• ROWS:
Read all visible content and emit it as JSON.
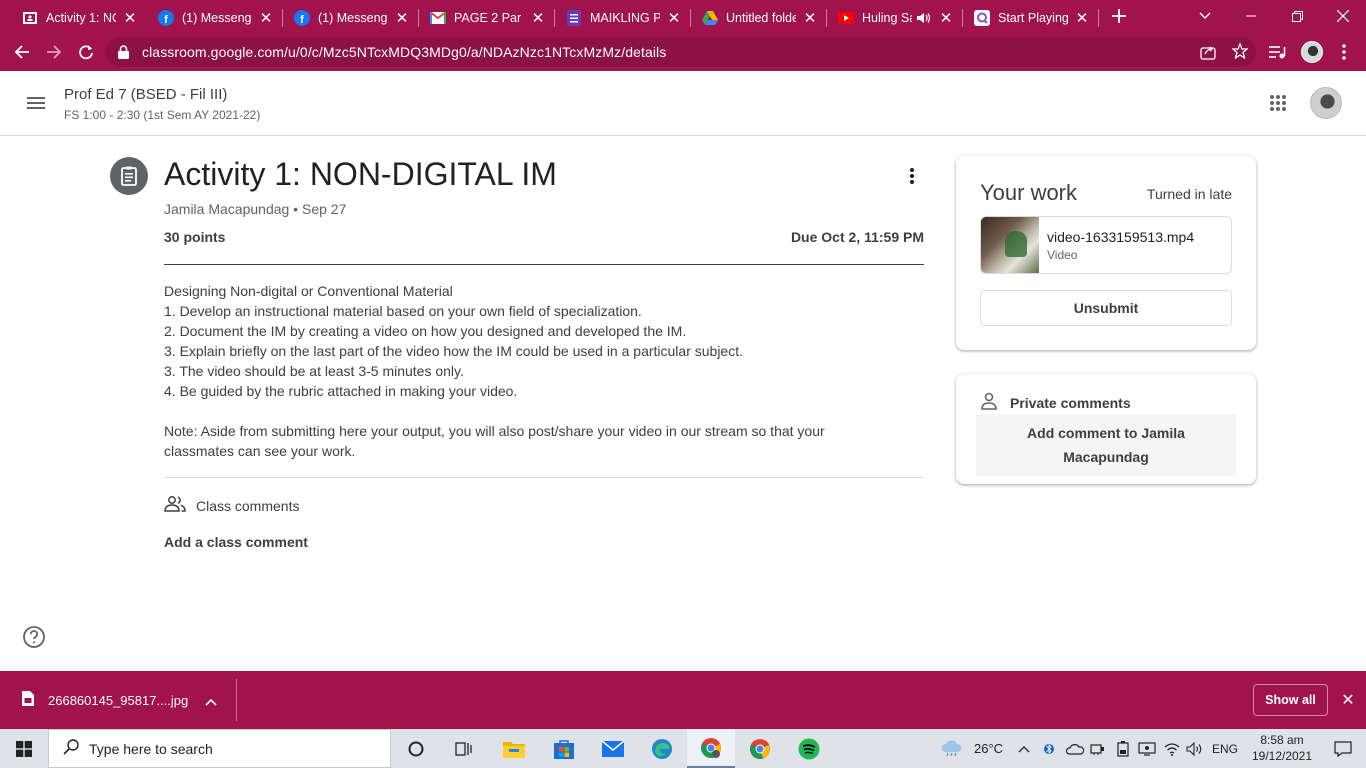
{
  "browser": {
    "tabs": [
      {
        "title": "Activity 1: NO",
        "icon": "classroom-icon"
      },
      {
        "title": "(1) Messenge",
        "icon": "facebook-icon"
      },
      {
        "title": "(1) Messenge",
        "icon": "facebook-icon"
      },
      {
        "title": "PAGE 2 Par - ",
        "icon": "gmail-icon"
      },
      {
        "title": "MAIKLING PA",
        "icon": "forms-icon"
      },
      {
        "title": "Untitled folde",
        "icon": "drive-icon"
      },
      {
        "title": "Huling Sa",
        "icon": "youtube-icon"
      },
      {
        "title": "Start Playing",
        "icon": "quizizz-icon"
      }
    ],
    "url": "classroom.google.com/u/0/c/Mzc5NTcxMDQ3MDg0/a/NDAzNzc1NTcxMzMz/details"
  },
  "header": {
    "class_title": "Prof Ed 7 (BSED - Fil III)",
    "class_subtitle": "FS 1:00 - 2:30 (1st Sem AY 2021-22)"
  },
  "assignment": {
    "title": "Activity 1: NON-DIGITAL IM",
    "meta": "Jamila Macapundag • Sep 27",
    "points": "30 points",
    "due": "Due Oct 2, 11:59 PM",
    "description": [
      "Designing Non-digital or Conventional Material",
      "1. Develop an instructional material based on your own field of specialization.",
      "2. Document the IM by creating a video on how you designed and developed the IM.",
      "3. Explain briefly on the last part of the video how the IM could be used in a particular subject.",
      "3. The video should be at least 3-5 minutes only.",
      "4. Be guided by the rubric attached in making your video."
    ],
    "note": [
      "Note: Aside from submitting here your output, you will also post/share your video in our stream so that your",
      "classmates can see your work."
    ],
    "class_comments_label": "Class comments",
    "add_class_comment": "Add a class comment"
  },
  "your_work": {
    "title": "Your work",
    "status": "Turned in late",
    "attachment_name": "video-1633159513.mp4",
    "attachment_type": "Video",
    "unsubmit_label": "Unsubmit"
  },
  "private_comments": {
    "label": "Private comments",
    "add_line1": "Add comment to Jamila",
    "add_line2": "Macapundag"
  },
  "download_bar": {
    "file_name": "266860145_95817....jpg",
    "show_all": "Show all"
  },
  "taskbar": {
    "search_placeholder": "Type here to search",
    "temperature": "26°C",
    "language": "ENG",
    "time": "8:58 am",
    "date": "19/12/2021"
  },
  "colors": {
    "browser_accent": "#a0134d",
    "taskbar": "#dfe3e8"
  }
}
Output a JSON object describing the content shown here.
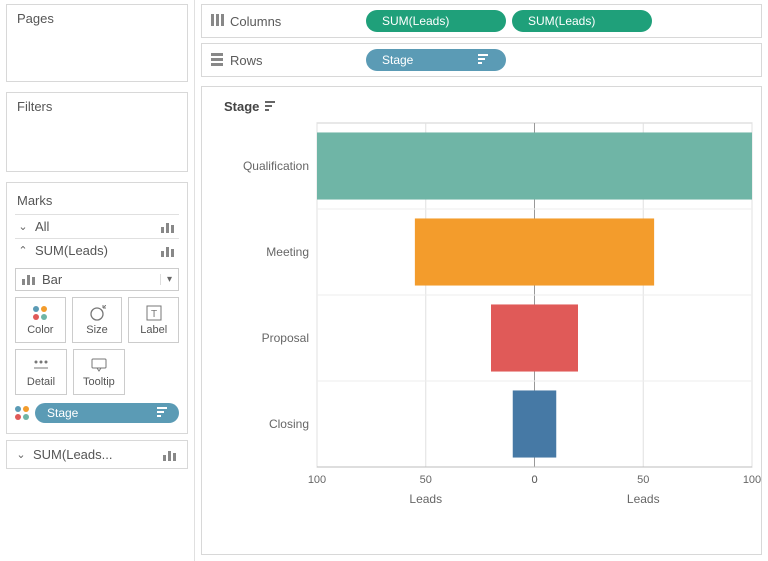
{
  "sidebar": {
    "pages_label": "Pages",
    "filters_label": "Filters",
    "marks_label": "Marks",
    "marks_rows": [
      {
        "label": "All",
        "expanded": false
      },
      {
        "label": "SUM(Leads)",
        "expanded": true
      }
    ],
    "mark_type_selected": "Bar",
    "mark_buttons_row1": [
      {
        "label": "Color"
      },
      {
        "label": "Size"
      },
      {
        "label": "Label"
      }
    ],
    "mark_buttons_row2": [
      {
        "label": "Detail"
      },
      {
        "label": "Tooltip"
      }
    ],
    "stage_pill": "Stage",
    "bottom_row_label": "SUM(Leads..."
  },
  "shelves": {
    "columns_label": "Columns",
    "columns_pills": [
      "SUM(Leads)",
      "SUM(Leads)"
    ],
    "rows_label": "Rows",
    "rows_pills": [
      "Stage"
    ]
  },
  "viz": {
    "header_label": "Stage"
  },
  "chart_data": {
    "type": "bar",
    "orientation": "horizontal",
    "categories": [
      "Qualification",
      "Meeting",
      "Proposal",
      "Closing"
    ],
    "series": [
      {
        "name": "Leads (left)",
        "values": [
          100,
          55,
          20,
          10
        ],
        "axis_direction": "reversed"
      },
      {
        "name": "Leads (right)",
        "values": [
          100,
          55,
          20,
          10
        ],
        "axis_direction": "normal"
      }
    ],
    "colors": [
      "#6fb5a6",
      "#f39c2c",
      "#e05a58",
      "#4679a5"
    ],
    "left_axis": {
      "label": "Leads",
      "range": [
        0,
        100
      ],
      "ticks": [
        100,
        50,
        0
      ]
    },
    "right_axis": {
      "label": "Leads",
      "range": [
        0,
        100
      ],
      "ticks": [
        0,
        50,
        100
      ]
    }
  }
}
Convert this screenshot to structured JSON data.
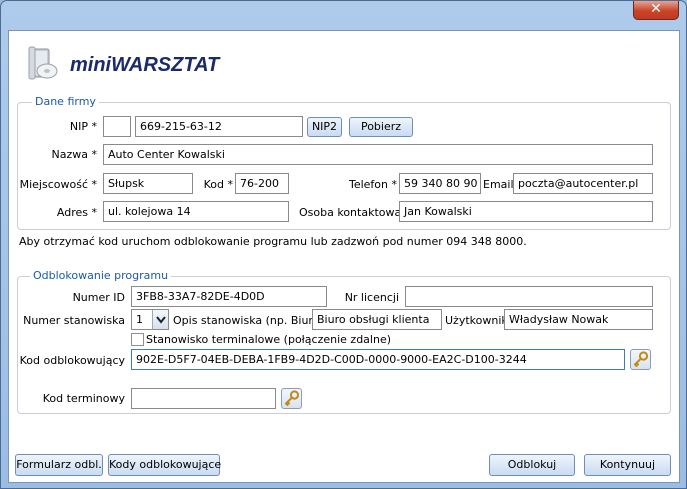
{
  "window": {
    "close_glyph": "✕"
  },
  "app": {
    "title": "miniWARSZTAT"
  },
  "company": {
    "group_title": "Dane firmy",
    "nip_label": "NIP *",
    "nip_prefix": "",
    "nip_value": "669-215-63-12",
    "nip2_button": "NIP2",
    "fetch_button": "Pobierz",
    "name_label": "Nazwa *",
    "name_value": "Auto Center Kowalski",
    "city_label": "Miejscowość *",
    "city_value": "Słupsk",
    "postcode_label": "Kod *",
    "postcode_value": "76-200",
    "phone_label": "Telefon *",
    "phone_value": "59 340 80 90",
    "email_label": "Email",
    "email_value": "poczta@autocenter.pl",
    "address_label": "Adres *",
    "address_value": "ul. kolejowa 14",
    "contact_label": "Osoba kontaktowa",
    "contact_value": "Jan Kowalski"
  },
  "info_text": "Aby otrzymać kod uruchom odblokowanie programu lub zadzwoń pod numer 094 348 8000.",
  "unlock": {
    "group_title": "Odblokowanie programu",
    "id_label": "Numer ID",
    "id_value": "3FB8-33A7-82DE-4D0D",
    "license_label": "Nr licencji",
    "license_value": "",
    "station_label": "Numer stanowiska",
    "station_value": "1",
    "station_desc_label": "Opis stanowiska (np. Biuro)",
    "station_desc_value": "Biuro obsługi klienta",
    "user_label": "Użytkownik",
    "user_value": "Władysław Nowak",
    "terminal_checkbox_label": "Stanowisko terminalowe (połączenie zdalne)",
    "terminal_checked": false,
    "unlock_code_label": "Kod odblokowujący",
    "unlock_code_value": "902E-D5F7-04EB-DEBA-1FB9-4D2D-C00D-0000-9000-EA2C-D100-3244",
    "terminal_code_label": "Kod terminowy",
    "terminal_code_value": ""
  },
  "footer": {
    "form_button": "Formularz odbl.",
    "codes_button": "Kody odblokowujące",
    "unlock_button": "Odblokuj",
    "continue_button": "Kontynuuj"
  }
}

• WHAT TO PRODUCE:
Leave the images out, please, and restate each line word for word.

• SOLUTION:
Read all visible content and emit it as JSON.
{
  "browser": {
    "tabs": [
      {
        "title": "Activity 1: NO",
        "icon": "classroom-icon"
      },
      {
        "title": "(1) Messenge",
        "icon": "facebook-icon"
      },
      {
        "title": "(1) Messenge",
        "icon": "facebook-icon"
      },
      {
        "title": "PAGE 2 Par - ",
        "icon": "gmail-icon"
      },
      {
        "title": "MAIKLING PA",
        "icon": "forms-icon"
      },
      {
        "title": "Untitled folde",
        "icon": "drive-icon"
      },
      {
        "title": "Huling Sa",
        "icon": "youtube-icon"
      },
      {
        "title": "Start Playing",
        "icon": "quizizz-icon"
      }
    ],
    "url": "classroom.google.com/u/0/c/Mzc5NTcxMDQ3MDg0/a/NDAzNzc1NTcxMzMz/details"
  },
  "header": {
    "class_title": "Prof Ed 7 (BSED - Fil III)",
    "class_subtitle": "FS 1:00 - 2:30 (1st Sem AY 2021-22)"
  },
  "assignment": {
    "title": "Activity 1: NON-DIGITAL IM",
    "meta": "Jamila Macapundag • Sep 27",
    "points": "30 points",
    "due": "Due Oct 2, 11:59 PM",
    "description": [
      "Designing Non-digital or Conventional Material",
      "1. Develop an instructional material based on your own field of specialization.",
      "2. Document the IM by creating a video on how you designed and developed the IM.",
      "3. Explain briefly on the last part of the video how the IM could be used in a particular subject.",
      "3. The video should be at least 3-5 minutes only.",
      "4. Be guided by the rubric attached in making your video."
    ],
    "note": [
      "Note: Aside from submitting here your output, you will also post/share your video in our stream so that your",
      "classmates can see your work."
    ],
    "class_comments_label": "Class comments",
    "add_class_comment": "Add a class comment"
  },
  "your_work": {
    "title": "Your work",
    "status": "Turned in late",
    "attachment_name": "video-1633159513.mp4",
    "attachment_type": "Video",
    "unsubmit_label": "Unsubmit"
  },
  "private_comments": {
    "label": "Private comments",
    "add_line1": "Add comment to Jamila",
    "add_line2": "Macapundag"
  },
  "download_bar": {
    "file_name": "266860145_95817....jpg",
    "show_all": "Show all"
  },
  "taskbar": {
    "search_placeholder": "Type here to search",
    "temperature": "26°C",
    "language": "ENG",
    "time": "8:58 am",
    "date": "19/12/2021"
  },
  "colors": {
    "browser_accent": "#a0134d",
    "taskbar": "#dfe3e8"
  }
}
Output a JSON object describing the content shown here.
{
  "sidebar": {
    "pages_label": "Pages",
    "filters_label": "Filters",
    "marks_label": "Marks",
    "marks_rows": [
      {
        "label": "All",
        "expanded": false
      },
      {
        "label": "SUM(Leads)",
        "expanded": true
      }
    ],
    "mark_type_selected": "Bar",
    "mark_buttons_row1": [
      {
        "label": "Color"
      },
      {
        "label": "Size"
      },
      {
        "label": "Label"
      }
    ],
    "mark_buttons_row2": [
      {
        "label": "Detail"
      },
      {
        "label": "Tooltip"
      }
    ],
    "stage_pill": "Stage",
    "bottom_row_label": "SUM(Leads..."
  },
  "shelves": {
    "columns_label": "Columns",
    "columns_pills": [
      "SUM(Leads)",
      "SUM(Leads)"
    ],
    "rows_label": "Rows",
    "rows_pills": [
      "Stage"
    ]
  },
  "viz": {
    "header_label": "Stage"
  },
  "chart_data": {
    "type": "bar",
    "orientation": "horizontal",
    "categories": [
      "Qualification",
      "Meeting",
      "Proposal",
      "Closing"
    ],
    "series": [
      {
        "name": "Leads (left)",
        "values": [
          100,
          55,
          20,
          10
        ],
        "axis_direction": "reversed"
      },
      {
        "name": "Leads (right)",
        "values": [
          100,
          55,
          20,
          10
        ],
        "axis_direction": "normal"
      }
    ],
    "colors": [
      "#6fb5a6",
      "#f39c2c",
      "#e05a58",
      "#4679a5"
    ],
    "left_axis": {
      "label": "Leads",
      "range": [
        0,
        100
      ],
      "ticks": [
        100,
        50,
        0
      ]
    },
    "right_axis": {
      "label": "Leads",
      "range": [
        0,
        100
      ],
      "ticks": [
        0,
        50,
        100
      ]
    }
  }
}
Convert this screenshot to structured JSON data.
{
  "window": {
    "close_glyph": "✕"
  },
  "app": {
    "title": "miniWARSZTAT"
  },
  "company": {
    "group_title": "Dane firmy",
    "nip_label": "NIP *",
    "nip_prefix": "",
    "nip_value": "669-215-63-12",
    "nip2_button": "NIP2",
    "fetch_button": "Pobierz",
    "name_label": "Nazwa *",
    "name_value": "Auto Center Kowalski",
    "city_label": "Miejscowość *",
    "city_value": "Słupsk",
    "postcode_label": "Kod *",
    "postcode_value": "76-200",
    "phone_label": "Telefon *",
    "phone_value": "59 340 80 90",
    "email_label": "Email",
    "email_value": "poczta@autocenter.pl",
    "address_label": "Adres *",
    "address_value": "ul. kolejowa 14",
    "contact_label": "Osoba kontaktowa",
    "contact_value": "Jan Kowalski"
  },
  "info_text": "Aby otrzymać kod uruchom odblokowanie programu lub zadzwoń pod numer 094 348 8000.",
  "unlock": {
    "group_title": "Odblokowanie programu",
    "id_label": "Numer ID",
    "id_value": "3FB8-33A7-82DE-4D0D",
    "license_label": "Nr licencji",
    "license_value": "",
    "station_label": "Numer stanowiska",
    "station_value": "1",
    "station_desc_label": "Opis stanowiska (np. Biuro)",
    "station_desc_value": "Biuro obsługi klienta",
    "user_label": "Użytkownik",
    "user_value": "Władysław Nowak",
    "terminal_checkbox_label": "Stanowisko terminalowe (połączenie zdalne)",
    "terminal_checked": false,
    "unlock_code_label": "Kod odblokowujący",
    "unlock_code_value": "902E-D5F7-04EB-DEBA-1FB9-4D2D-C00D-0000-9000-EA2C-D100-3244",
    "terminal_code_label": "Kod terminowy",
    "terminal_code_value": ""
  },
  "footer": {
    "form_button": "Formularz odbl.",
    "codes_button": "Kody odblokowujące",
    "unlock_button": "Odblokuj",
    "continue_button": "Kontynuuj"
  }
}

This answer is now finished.